> [PROBLEM]:
Write the data out again, exactly as given.

> [EXTRACTED INFORMATION]:

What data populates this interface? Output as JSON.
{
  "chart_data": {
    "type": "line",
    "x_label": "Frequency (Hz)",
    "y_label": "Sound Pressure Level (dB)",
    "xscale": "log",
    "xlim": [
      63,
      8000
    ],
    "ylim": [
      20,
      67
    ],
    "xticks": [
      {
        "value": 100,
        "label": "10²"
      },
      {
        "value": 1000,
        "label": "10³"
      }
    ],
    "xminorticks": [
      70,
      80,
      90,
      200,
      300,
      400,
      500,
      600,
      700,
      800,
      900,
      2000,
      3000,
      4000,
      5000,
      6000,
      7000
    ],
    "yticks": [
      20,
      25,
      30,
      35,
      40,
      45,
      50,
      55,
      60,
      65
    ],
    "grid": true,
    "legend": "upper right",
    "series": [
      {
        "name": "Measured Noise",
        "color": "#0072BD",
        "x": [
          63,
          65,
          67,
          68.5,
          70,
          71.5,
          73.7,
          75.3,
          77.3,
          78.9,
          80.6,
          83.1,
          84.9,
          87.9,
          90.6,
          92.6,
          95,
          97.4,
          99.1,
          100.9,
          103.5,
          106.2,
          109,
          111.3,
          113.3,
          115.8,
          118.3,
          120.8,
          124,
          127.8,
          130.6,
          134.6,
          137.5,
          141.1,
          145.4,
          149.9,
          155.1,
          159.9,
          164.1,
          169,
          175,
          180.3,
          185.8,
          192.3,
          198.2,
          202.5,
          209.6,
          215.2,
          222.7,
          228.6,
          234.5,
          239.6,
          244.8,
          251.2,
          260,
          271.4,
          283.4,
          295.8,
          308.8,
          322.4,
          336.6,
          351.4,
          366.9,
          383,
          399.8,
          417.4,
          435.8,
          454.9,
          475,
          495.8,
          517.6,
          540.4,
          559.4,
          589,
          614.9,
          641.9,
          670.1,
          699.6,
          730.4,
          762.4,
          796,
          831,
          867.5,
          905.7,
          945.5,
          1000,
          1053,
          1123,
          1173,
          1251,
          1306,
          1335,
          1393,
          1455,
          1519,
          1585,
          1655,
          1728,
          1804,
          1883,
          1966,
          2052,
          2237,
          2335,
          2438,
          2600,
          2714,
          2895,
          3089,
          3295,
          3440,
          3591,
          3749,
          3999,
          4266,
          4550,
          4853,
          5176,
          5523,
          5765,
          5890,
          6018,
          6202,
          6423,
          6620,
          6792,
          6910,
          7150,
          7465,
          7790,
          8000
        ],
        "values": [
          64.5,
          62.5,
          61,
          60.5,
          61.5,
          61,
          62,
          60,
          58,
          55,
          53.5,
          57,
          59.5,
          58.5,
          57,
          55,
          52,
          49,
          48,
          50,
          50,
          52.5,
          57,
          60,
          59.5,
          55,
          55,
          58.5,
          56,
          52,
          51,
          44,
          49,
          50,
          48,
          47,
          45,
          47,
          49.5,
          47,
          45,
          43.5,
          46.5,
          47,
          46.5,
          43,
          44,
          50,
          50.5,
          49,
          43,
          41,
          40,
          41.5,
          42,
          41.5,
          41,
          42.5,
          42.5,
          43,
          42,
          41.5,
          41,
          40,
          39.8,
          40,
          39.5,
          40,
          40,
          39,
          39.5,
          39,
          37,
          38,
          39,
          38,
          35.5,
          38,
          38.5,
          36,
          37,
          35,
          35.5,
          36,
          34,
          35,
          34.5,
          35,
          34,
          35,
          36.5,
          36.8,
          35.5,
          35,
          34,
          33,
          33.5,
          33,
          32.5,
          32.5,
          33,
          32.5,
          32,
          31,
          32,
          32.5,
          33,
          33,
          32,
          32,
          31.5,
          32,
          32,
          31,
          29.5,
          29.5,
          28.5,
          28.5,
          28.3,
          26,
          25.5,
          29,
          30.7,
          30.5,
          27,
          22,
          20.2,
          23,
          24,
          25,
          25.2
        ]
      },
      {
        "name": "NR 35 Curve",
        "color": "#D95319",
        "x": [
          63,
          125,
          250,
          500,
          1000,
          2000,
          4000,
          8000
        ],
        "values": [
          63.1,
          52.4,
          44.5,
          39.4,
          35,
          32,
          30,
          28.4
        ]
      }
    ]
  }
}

> [SOLUTION BELOW]:
What data populates this interface? Output as JSON.
{
  "chart_data": {
    "type": "line",
    "x_label": "Frequency (Hz)",
    "y_label": "Sound Pressure Level (dB)",
    "xscale": "log",
    "xlim": [
      63,
      8000
    ],
    "ylim": [
      20,
      67
    ],
    "xticks": [
      {
        "value": 100,
        "label": "10²"
      },
      {
        "value": 1000,
        "label": "10³"
      }
    ],
    "xminorticks": [
      70,
      80,
      90,
      200,
      300,
      400,
      500,
      600,
      700,
      800,
      900,
      2000,
      3000,
      4000,
      5000,
      6000,
      7000
    ],
    "yticks": [
      20,
      25,
      30,
      35,
      40,
      45,
      50,
      55,
      60,
      65
    ],
    "grid": true,
    "legend": "upper right",
    "series": [
      {
        "name": "Measured Noise",
        "color": "#0072BD",
        "x": [
          63,
          65,
          67,
          68.5,
          70,
          71.5,
          73.7,
          75.3,
          77.3,
          78.9,
          80.6,
          83.1,
          84.9,
          87.9,
          90.6,
          92.6,
          95,
          97.4,
          99.1,
          100.9,
          103.5,
          106.2,
          109,
          111.3,
          113.3,
          115.8,
          118.3,
          120.8,
          124,
          127.8,
          130.6,
          134.6,
          137.5,
          141.1,
          145.4,
          149.9,
          155.1,
          159.9,
          164.1,
          169,
          175,
          180.3,
          185.8,
          192.3,
          198.2,
          202.5,
          209.6,
          215.2,
          222.7,
          228.6,
          234.5,
          239.6,
          244.8,
          251.2,
          260,
          271.4,
          283.4,
          295.8,
          308.8,
          322.4,
          336.6,
          351.4,
          366.9,
          383,
          399.8,
          417.4,
          435.8,
          454.9,
          475,
          495.8,
          517.6,
          540.4,
          559.4,
          589,
          614.9,
          641.9,
          670.1,
          699.6,
          730.4,
          762.4,
          796,
          831,
          867.5,
          905.7,
          945.5,
          1000,
          1053,
          1123,
          1173,
          1251,
          1306,
          1335,
          1393,
          1455,
          1519,
          1585,
          1655,
          1728,
          1804,
          1883,
          1966,
          2052,
          2237,
          2335,
          2438,
          2600,
          2714,
          2895,
          3089,
          3295,
          3440,
          3591,
          3749,
          3999,
          4266,
          4550,
          4853,
          5176,
          5523,
          5765,
          5890,
          6018,
          6202,
          6423,
          6620,
          6792,
          6910,
          7150,
          7465,
          7790,
          8000
        ],
        "values": [
          64.5,
          62.5,
          61,
          60.5,
          61.5,
          61,
          62,
          60,
          58,
          55,
          53.5,
          57,
          59.5,
          58.5,
          57,
          55,
          52,
          49,
          48,
          50,
          50,
          52.5,
          57,
          60,
          59.5,
          55,
          55,
          58.5,
          56,
          52,
          51,
          44,
          49,
          50,
          48,
          47,
          45,
          47,
          49.5,
          47,
          45,
          43.5,
          46.5,
          47,
          46.5,
          43,
          44,
          50,
          50.5,
          49,
          43,
          41,
          40,
          41.5,
          42,
          41.5,
          41,
          42.5,
          42.5,
          43,
          42,
          41.5,
          41,
          40,
          39.8,
          40,
          39.5,
          40,
          40,
          39,
          39.5,
          39,
          37,
          38,
          39,
          38,
          35.5,
          38,
          38.5,
          36,
          37,
          35,
          35.5,
          36,
          34,
          35,
          34.5,
          35,
          34,
          35,
          36.5,
          36.8,
          35.5,
          35,
          34,
          33,
          33.5,
          33,
          32.5,
          32.5,
          33,
          32.5,
          32,
          31,
          32,
          32.5,
          33,
          33,
          32,
          32,
          31.5,
          32,
          32,
          31,
          29.5,
          29.5,
          28.5,
          28.5,
          28.3,
          26,
          25.5,
          29,
          30.7,
          30.5,
          27,
          22,
          20.2,
          23,
          24,
          25,
          25.2
        ]
      },
      {
        "name": "NR 35 Curve",
        "color": "#D95319",
        "x": [
          63,
          125,
          250,
          500,
          1000,
          2000,
          4000,
          8000
        ],
        "values": [
          63.1,
          52.4,
          44.5,
          39.4,
          35,
          32,
          30,
          28.4
        ]
      }
    ]
  }
}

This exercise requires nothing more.